--- Begin Stored data ---

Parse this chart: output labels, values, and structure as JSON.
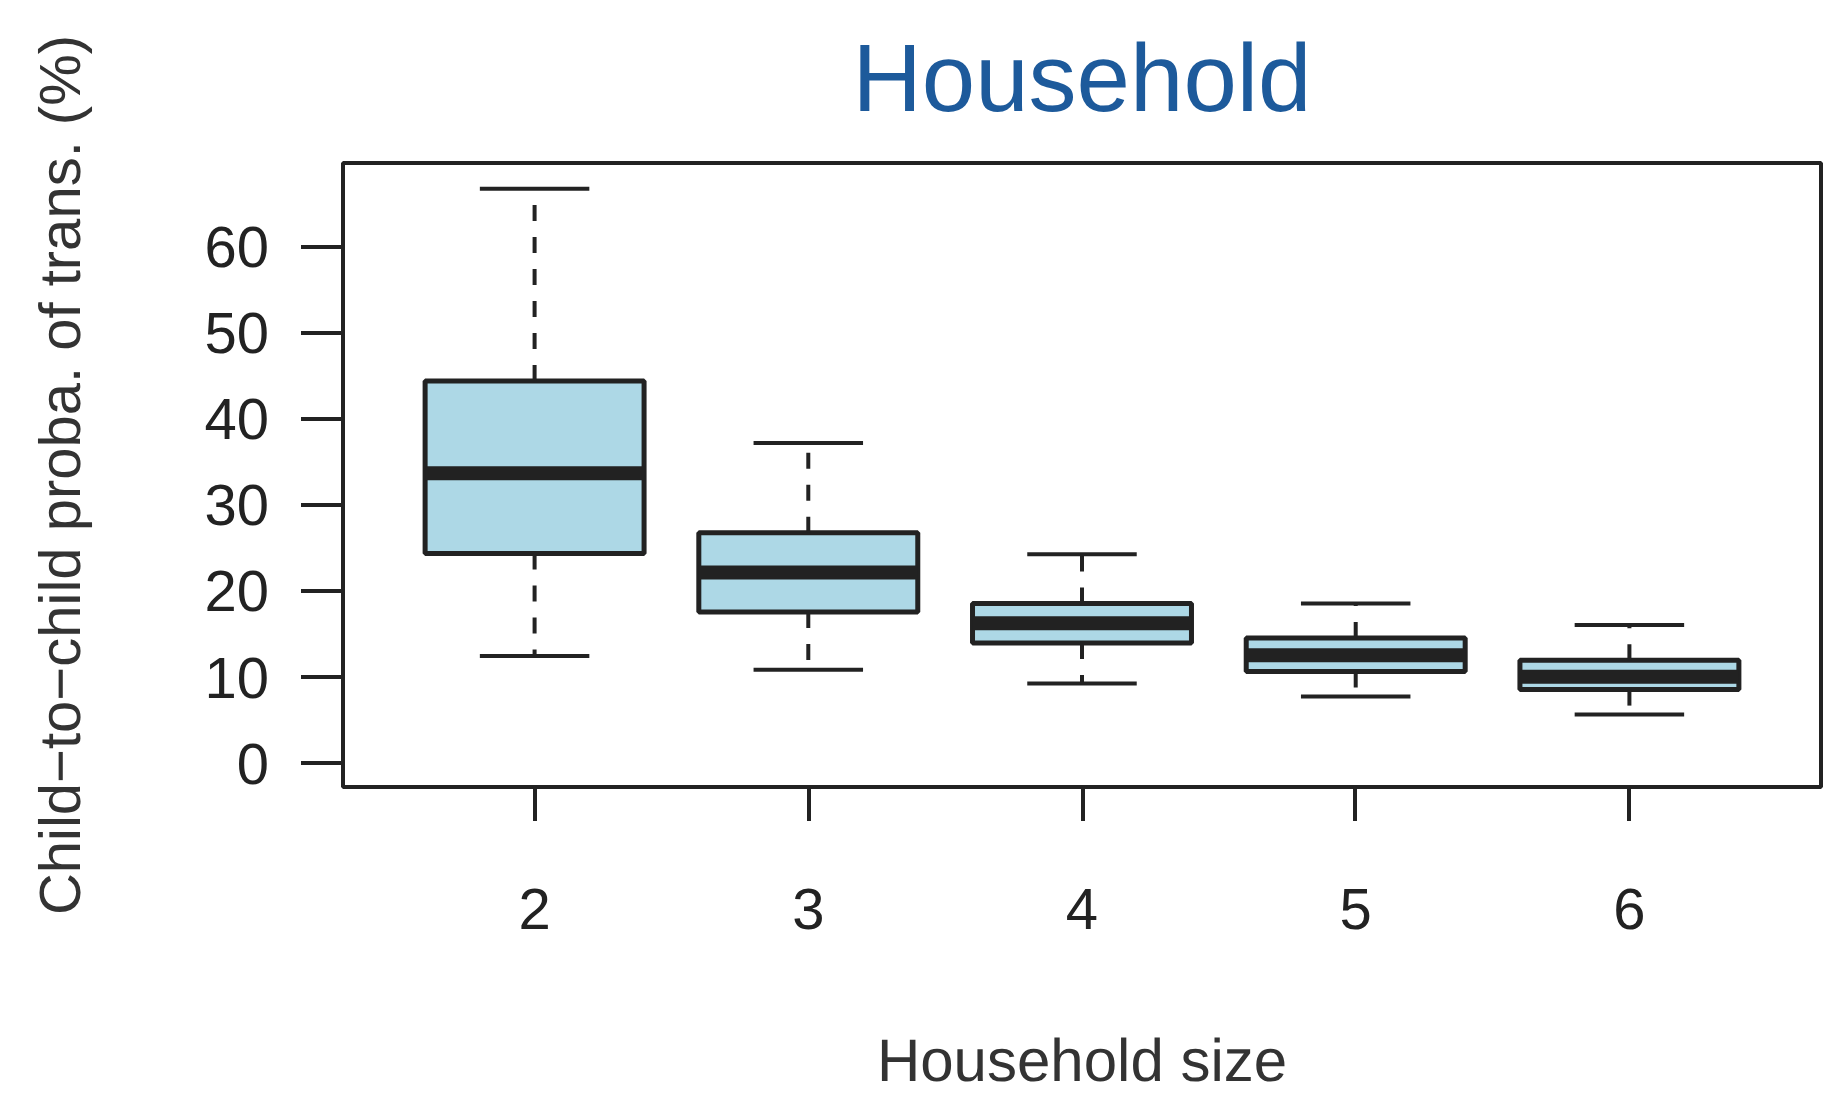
{
  "chart_data": {
    "type": "box",
    "title": "Household",
    "xlabel": "Household size",
    "ylabel": "Child−to−child proba. of trans. (%)",
    "categories": [
      "2",
      "3",
      "4",
      "5",
      "6"
    ],
    "color": "#add8e6",
    "ylim": [
      -2.7,
      69.7
    ],
    "yticks": [
      0,
      10,
      20,
      30,
      40,
      50,
      60
    ],
    "boxes": [
      {
        "low": 12.5,
        "q1": 24.4,
        "median": 33.7,
        "q3": 44.4,
        "high": 66.7
      },
      {
        "low": 10.9,
        "q1": 17.6,
        "median": 22.2,
        "q3": 26.8,
        "high": 37.2
      },
      {
        "low": 9.3,
        "q1": 14.0,
        "median": 16.3,
        "q3": 18.6,
        "high": 24.3
      },
      {
        "low": 7.8,
        "q1": 10.7,
        "median": 12.6,
        "q3": 14.6,
        "high": 18.6
      },
      {
        "low": 5.7,
        "q1": 8.6,
        "median": 10.1,
        "q3": 12.0,
        "high": 16.1
      }
    ]
  }
}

--- End Stored data ---

# Stated task
Look through the listing above. Pick out each line with "median" and copy it.

# Finished answer
        "median": 33.7,
        "median": 22.2,
        "median": 16.3,
        "median": 12.6,
        "median": 10.1,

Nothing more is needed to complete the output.